[TASK TO COMPLETE]
Change every "table-row" in the rows below to "grid-row" and leave everything else as it is. Give the rows back without the pictures.

[EXERCISE MATERIAL]
——

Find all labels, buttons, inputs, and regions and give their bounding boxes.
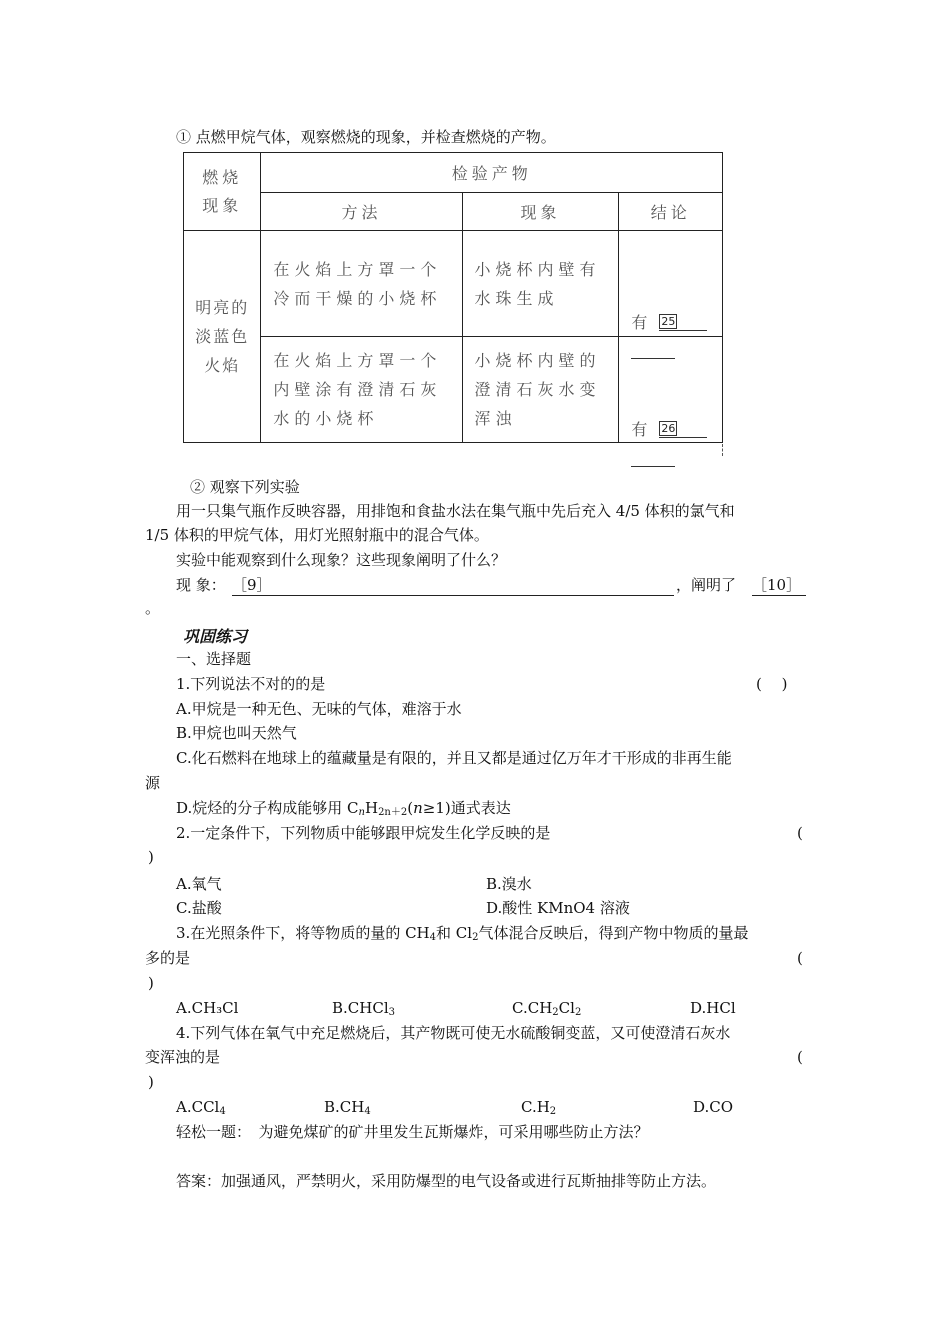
table-row bbox=[184, 337, 723, 443]
q3-answer-paren-open[interactable]: ( bbox=[797, 949, 803, 967]
burn-line1: 明亮的 bbox=[195, 298, 250, 317]
phenomenon-cell-1: 小烧杯内壁有水珠生成 bbox=[462, 231, 619, 337]
q3-c-cl: Cl bbox=[558, 999, 575, 1017]
q4-a-text: A.CCl bbox=[176, 1098, 220, 1116]
q1-d-tail: ≥1)通式表达 bbox=[422, 799, 511, 817]
q2-option-c[interactable]: C.盐酸 bbox=[176, 899, 222, 917]
q3-option-d[interactable]: D.HCl bbox=[690, 999, 736, 1017]
q1-option-a[interactable]: A.甲烷是一种无色、无味的气体，难溶于水 bbox=[176, 700, 462, 718]
header-burn-line1: 燃烧 bbox=[202, 167, 243, 187]
q4-stem: 4.下列气体在氧气中充足燃烧后，其产物既可使无水硫酸铜变蓝，又可使澄清石灰水 bbox=[176, 1024, 731, 1042]
q4-option-d[interactable]: D.CO bbox=[693, 1098, 734, 1116]
answer-blank-25[interactable] bbox=[659, 310, 707, 331]
period-mark: 。 bbox=[145, 599, 161, 617]
q3-option-c[interactable] bbox=[512, 998, 581, 1023]
blank-number-26: 26 bbox=[661, 421, 676, 435]
q3-stem-a: 3.在光照条件下，将等物质的量的 CH bbox=[176, 924, 430, 942]
experiment-description-line2: 1/5 体积的甲烷气体，用灯光照射瓶中的混合气体。 bbox=[145, 526, 489, 544]
table-row bbox=[184, 231, 723, 337]
answer-text: 答案：加强通风，严禁明火，采用防爆型的电气设备或进行瓦斯抽排等防止方法。 bbox=[176, 1172, 717, 1190]
q3-sub-4: 4 bbox=[429, 932, 437, 943]
q3-b-sub: 3 bbox=[388, 1007, 395, 1018]
q4-stem-continued: 变浑浊的是 bbox=[145, 1048, 221, 1066]
q4-a-sub: 4 bbox=[219, 1106, 226, 1117]
q3-b-text: B.CHCl bbox=[332, 999, 389, 1017]
q3-c-sub1: 2 bbox=[552, 1007, 559, 1018]
burn-phenomenon-cell bbox=[184, 231, 261, 443]
q1-option-b[interactable]: B.甲烷也叫天然气 bbox=[176, 724, 297, 742]
experiment-question: 实验中能观察到什么现象？这些现象阐明了什么？ bbox=[176, 551, 507, 569]
header-burn-line2: 现象 bbox=[202, 195, 243, 215]
header-phenomenon: 现象 bbox=[462, 193, 619, 231]
q1-d-n: n bbox=[413, 799, 423, 817]
q3-c-text: C.CH bbox=[512, 999, 553, 1017]
conclusion-cell-2 bbox=[619, 337, 723, 443]
q1-d-sub: 2n＋2 bbox=[378, 807, 408, 818]
q1-stem: 1.下列说法不对的的是 bbox=[176, 675, 326, 693]
q2-option-d[interactable]: D.酸性 KMnO4 溶液 bbox=[486, 899, 630, 917]
q4-answer-paren-open[interactable]: ( bbox=[797, 1048, 803, 1066]
answer-blank-10[interactable] bbox=[752, 575, 806, 596]
part-title: 一、选择题 bbox=[176, 650, 252, 668]
blank-line-26-continued bbox=[631, 466, 675, 467]
answer-blank-9[interactable] bbox=[232, 575, 674, 596]
q3-sub-2: 2 bbox=[472, 932, 479, 943]
header-conclusion: 结论 bbox=[619, 193, 723, 231]
q4-b-text: B.CH bbox=[324, 1098, 365, 1116]
blank-number-10: ［10］ bbox=[752, 576, 802, 594]
q3-stem-c: 气体混合反映后，得到产物中物质的量最 bbox=[478, 924, 749, 942]
q3-stem-b: 和 Cl bbox=[436, 924, 473, 942]
q4-c-text: C.H bbox=[521, 1098, 550, 1116]
answer-blank-26[interactable] bbox=[659, 417, 707, 438]
q1-d-text: D.烷烃的分子构成能够用 C bbox=[176, 799, 359, 817]
intro-step-2: ② 观察下列实验 bbox=[190, 478, 300, 496]
q3-option-a[interactable]: A.CH₃Cl bbox=[176, 999, 239, 1017]
q1-d-h: H bbox=[364, 799, 379, 817]
q3-stem-continued: 多的是 bbox=[145, 949, 191, 967]
experiment-table bbox=[183, 152, 723, 443]
q4-option-c[interactable] bbox=[521, 1097, 556, 1122]
method-cell-2: 在火焰上方罩一个内壁涂有澄清石灰水的小烧杯 bbox=[261, 337, 462, 443]
blank-number-9: ［9］ bbox=[232, 576, 272, 594]
burn-line2: 淡蓝色 bbox=[195, 327, 250, 346]
q2-option-b[interactable]: B.溴水 bbox=[486, 875, 532, 893]
q3-option-b[interactable] bbox=[332, 998, 395, 1023]
header-burn-phenomenon bbox=[184, 153, 261, 231]
conclusion-cell-1 bbox=[619, 231, 723, 337]
table-edge-marker bbox=[722, 444, 723, 456]
q1-d-paren: ( bbox=[407, 799, 414, 817]
q4-option-a[interactable] bbox=[176, 1097, 226, 1122]
header-method: 方法 bbox=[261, 193, 462, 231]
q1-option-d[interactable] bbox=[176, 798, 511, 823]
experiment-description-line1: 用一只集气瓶作反映容器，用排饱和食盐水法在集气瓶中先后充入 4/5 体积的氯气和 bbox=[176, 502, 735, 520]
q1-option-c[interactable]: C.化石燃料在地球上的蕴藏量是有限的，并且又都是通过亿万年才干形成的非再生能 bbox=[176, 749, 732, 767]
q3-stem bbox=[176, 923, 748, 948]
q4-b-sub: 4 bbox=[364, 1106, 371, 1117]
conclusion-prefix-2: 有 bbox=[631, 419, 648, 439]
header-check-products: 检验产物 bbox=[261, 153, 723, 193]
q4-answer-paren-close[interactable]: ) bbox=[148, 1073, 154, 1091]
burn-line3: 火焰 bbox=[204, 356, 241, 375]
phenomenon-label: 现 象： bbox=[176, 576, 226, 594]
easy-question: 轻松一题： 为避免煤矿的矿井里发生瓦斯爆炸，可采用哪些防止方法？ bbox=[176, 1123, 649, 1141]
phenomenon-cell-2: 小烧杯内壁的澄清石灰水变浑浊 bbox=[462, 337, 619, 443]
blank-line-25-continued bbox=[631, 358, 675, 359]
intro-step-1: ① 点燃甲烷气体，观察燃烧的现象，并检查燃烧的产物。 bbox=[176, 128, 556, 146]
conclusion-prefix-1: 有 bbox=[631, 312, 648, 332]
q1-d-sub-n: n bbox=[358, 807, 365, 818]
explains-label: ，阐明了 bbox=[676, 576, 737, 594]
method-cell-1: 在火焰上方罩一个冷而干燥的小烧杯 bbox=[261, 231, 462, 337]
section-title: 巩固练习 bbox=[183, 627, 248, 646]
q3-answer-paren-close[interactable]: ) bbox=[148, 974, 154, 992]
q2-option-a[interactable]: A.氧气 bbox=[176, 875, 222, 893]
q3-c-sub2: 2 bbox=[574, 1007, 582, 1018]
q4-c-sub: 2 bbox=[549, 1106, 557, 1117]
q1-answer-paren[interactable]: ( ) bbox=[756, 675, 788, 693]
q4-option-b[interactable] bbox=[324, 1097, 371, 1122]
q1-option-c-continued: 源 bbox=[145, 774, 161, 792]
q2-answer-paren-open[interactable]: ( bbox=[797, 824, 803, 842]
q2-stem: 2.一定条件下，下列物质中能够跟甲烷发生化学反映的是 bbox=[176, 824, 551, 842]
q2-answer-paren-close[interactable]: ) bbox=[148, 848, 154, 866]
blank-number-25: 25 bbox=[661, 314, 676, 328]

——

[TASK RESPONSE]
Find all labels, buttons, inputs, and regions and give their bounding boxes.
grid-row bbox=[184, 337, 723, 443]
q3-answer-paren-open[interactable]: ( bbox=[797, 949, 803, 967]
burn-line1: 明亮的 bbox=[195, 298, 250, 317]
phenomenon-cell-1: 小烧杯内壁有水珠生成 bbox=[462, 231, 619, 337]
q3-c-cl: Cl bbox=[558, 999, 575, 1017]
q4-a-text: A.CCl bbox=[176, 1098, 220, 1116]
q1-d-tail: ≥1)通式表达 bbox=[422, 799, 511, 817]
q2-option-c[interactable]: C.盐酸 bbox=[176, 899, 222, 917]
q3-option-d[interactable]: D.HCl bbox=[690, 999, 736, 1017]
q1-option-a[interactable]: A.甲烷是一种无色、无味的气体，难溶于水 bbox=[176, 700, 462, 718]
header-burn-line1: 燃烧 bbox=[202, 167, 243, 187]
q4-stem: 4.下列气体在氧气中充足燃烧后，其产物既可使无水硫酸铜变蓝，又可使澄清石灰水 bbox=[176, 1024, 731, 1042]
q4-option-d[interactable]: D.CO bbox=[693, 1098, 734, 1116]
answer-blank-25[interactable] bbox=[659, 310, 707, 331]
period-mark: 。 bbox=[145, 599, 161, 617]
q3-option-c[interactable] bbox=[512, 998, 581, 1023]
blank-number-26: 26 bbox=[661, 421, 676, 435]
q3-stem-a: 3.在光照条件下，将等物质的量的 CH bbox=[176, 924, 430, 942]
experiment-description-line2: 1/5 体积的甲烷气体，用灯光照射瓶中的混合气体。 bbox=[145, 526, 489, 544]
grid-row bbox=[184, 231, 723, 337]
answer-text: 答案：加强通风，严禁明火，采用防爆型的电气设备或进行瓦斯抽排等防止方法。 bbox=[176, 1172, 717, 1190]
q3-sub-4: 4 bbox=[429, 932, 437, 943]
q3-b-sub: 3 bbox=[388, 1007, 395, 1018]
q4-stem-continued: 变浑浊的是 bbox=[145, 1048, 221, 1066]
q4-a-sub: 4 bbox=[219, 1106, 226, 1117]
q3-b-text: B.CHCl bbox=[332, 999, 389, 1017]
q3-c-sub1: 2 bbox=[552, 1007, 559, 1018]
burn-phenomenon-cell bbox=[184, 231, 261, 443]
q1-option-b[interactable]: B.甲烷也叫天然气 bbox=[176, 724, 297, 742]
experiment-question: 实验中能观察到什么现象？这些现象阐明了什么？ bbox=[176, 551, 507, 569]
header-burn-line2: 现象 bbox=[202, 195, 243, 215]
header-phenomenon: 现象 bbox=[462, 193, 619, 231]
q1-d-n: n bbox=[413, 799, 423, 817]
q3-c-text: C.CH bbox=[512, 999, 553, 1017]
conclusion-cell-2 bbox=[619, 337, 723, 443]
q1-d-sub: 2n＋2 bbox=[378, 807, 408, 818]
q1-stem: 1.下列说法不对的的是 bbox=[176, 675, 326, 693]
q2-option-d[interactable]: D.酸性 KMnO4 溶液 bbox=[486, 899, 630, 917]
q4-answer-paren-open[interactable]: ( bbox=[797, 1048, 803, 1066]
answer-blank-10[interactable] bbox=[752, 575, 806, 596]
part-title: 一、选择题 bbox=[176, 650, 252, 668]
blank-line-26-continued bbox=[631, 466, 675, 467]
answer-blank-9[interactable] bbox=[232, 575, 674, 596]
q3-sub-2: 2 bbox=[472, 932, 479, 943]
header-conclusion: 结论 bbox=[619, 193, 723, 231]
q4-b-text: B.CH bbox=[324, 1098, 365, 1116]
blank-number-10: ［10］ bbox=[752, 576, 802, 594]
q3-stem-c: 气体混合反映后，得到产物中物质的量最 bbox=[478, 924, 749, 942]
q3-stem-b: 和 Cl bbox=[436, 924, 473, 942]
q4-c-text: C.H bbox=[521, 1098, 550, 1116]
answer-blank-26[interactable] bbox=[659, 417, 707, 438]
q1-d-text: D.烷烃的分子构成能够用 C bbox=[176, 799, 359, 817]
intro-step-2: ② 观察下列实验 bbox=[190, 478, 300, 496]
q3-option-a[interactable]: A.CH₃Cl bbox=[176, 999, 239, 1017]
q1-d-h: H bbox=[364, 799, 379, 817]
q3-stem-continued: 多的是 bbox=[145, 949, 191, 967]
experiment-table bbox=[183, 152, 723, 443]
q4-option-c[interactable] bbox=[521, 1097, 556, 1122]
method-cell-2: 在火焰上方罩一个内壁涂有澄清石灰水的小烧杯 bbox=[261, 337, 462, 443]
blank-number-9: ［9］ bbox=[232, 576, 272, 594]
burn-line2: 淡蓝色 bbox=[195, 327, 250, 346]
q2-option-b[interactable]: B.溴水 bbox=[486, 875, 532, 893]
q3-option-b[interactable] bbox=[332, 998, 395, 1023]
header-burn-phenomenon bbox=[184, 153, 261, 231]
conclusion-cell-1 bbox=[619, 231, 723, 337]
table-edge-marker bbox=[722, 444, 723, 456]
q1-d-paren: ( bbox=[407, 799, 414, 817]
q4-option-a[interactable] bbox=[176, 1097, 226, 1122]
header-method: 方法 bbox=[261, 193, 462, 231]
q1-option-d[interactable] bbox=[176, 798, 511, 823]
experiment-description-line1: 用一只集气瓶作反映容器，用排饱和食盐水法在集气瓶中先后充入 4/5 体积的氯气和 bbox=[176, 502, 735, 520]
q1-option-c[interactable]: C.化石燃料在地球上的蕴藏量是有限的，并且又都是通过亿万年才干形成的非再生能 bbox=[176, 749, 732, 767]
q3-stem bbox=[176, 923, 748, 948]
q4-b-sub: 4 bbox=[364, 1106, 371, 1117]
conclusion-prefix-2: 有 bbox=[631, 419, 648, 439]
header-check-products: 检验产物 bbox=[261, 153, 723, 193]
q4-answer-paren-close[interactable]: ) bbox=[148, 1073, 154, 1091]
burn-line3: 火焰 bbox=[204, 356, 241, 375]
phenomenon-label: 现 象： bbox=[176, 576, 226, 594]
easy-question: 轻松一题： 为避免煤矿的矿井里发生瓦斯爆炸，可采用哪些防止方法？ bbox=[176, 1123, 649, 1141]
phenomenon-cell-2: 小烧杯内壁的澄清石灰水变浑浊 bbox=[462, 337, 619, 443]
blank-line-25-continued bbox=[631, 358, 675, 359]
intro-step-1: ① 点燃甲烷气体，观察燃烧的现象，并检查燃烧的产物。 bbox=[176, 128, 556, 146]
conclusion-prefix-1: 有 bbox=[631, 312, 648, 332]
q1-d-sub-n: n bbox=[358, 807, 365, 818]
explains-label: ，阐明了 bbox=[676, 576, 737, 594]
method-cell-1: 在火焰上方罩一个冷而干燥的小烧杯 bbox=[261, 231, 462, 337]
section-title: 巩固练习 bbox=[183, 627, 248, 646]
q3-answer-paren-close[interactable]: ) bbox=[148, 974, 154, 992]
q2-option-a[interactable]: A.氧气 bbox=[176, 875, 222, 893]
q3-c-sub2: 2 bbox=[574, 1007, 582, 1018]
q4-c-sub: 2 bbox=[549, 1106, 557, 1117]
q1-answer-paren[interactable]: ( ) bbox=[756, 675, 788, 693]
q4-option-b[interactable] bbox=[324, 1097, 371, 1122]
q1-option-c-continued: 源 bbox=[145, 774, 161, 792]
q2-answer-paren-open[interactable]: ( bbox=[797, 824, 803, 842]
q2-stem: 2.一定条件下，下列物质中能够跟甲烷发生化学反映的是 bbox=[176, 824, 551, 842]
q2-answer-paren-close[interactable]: ) bbox=[148, 848, 154, 866]
blank-number-25: 25 bbox=[661, 314, 676, 328]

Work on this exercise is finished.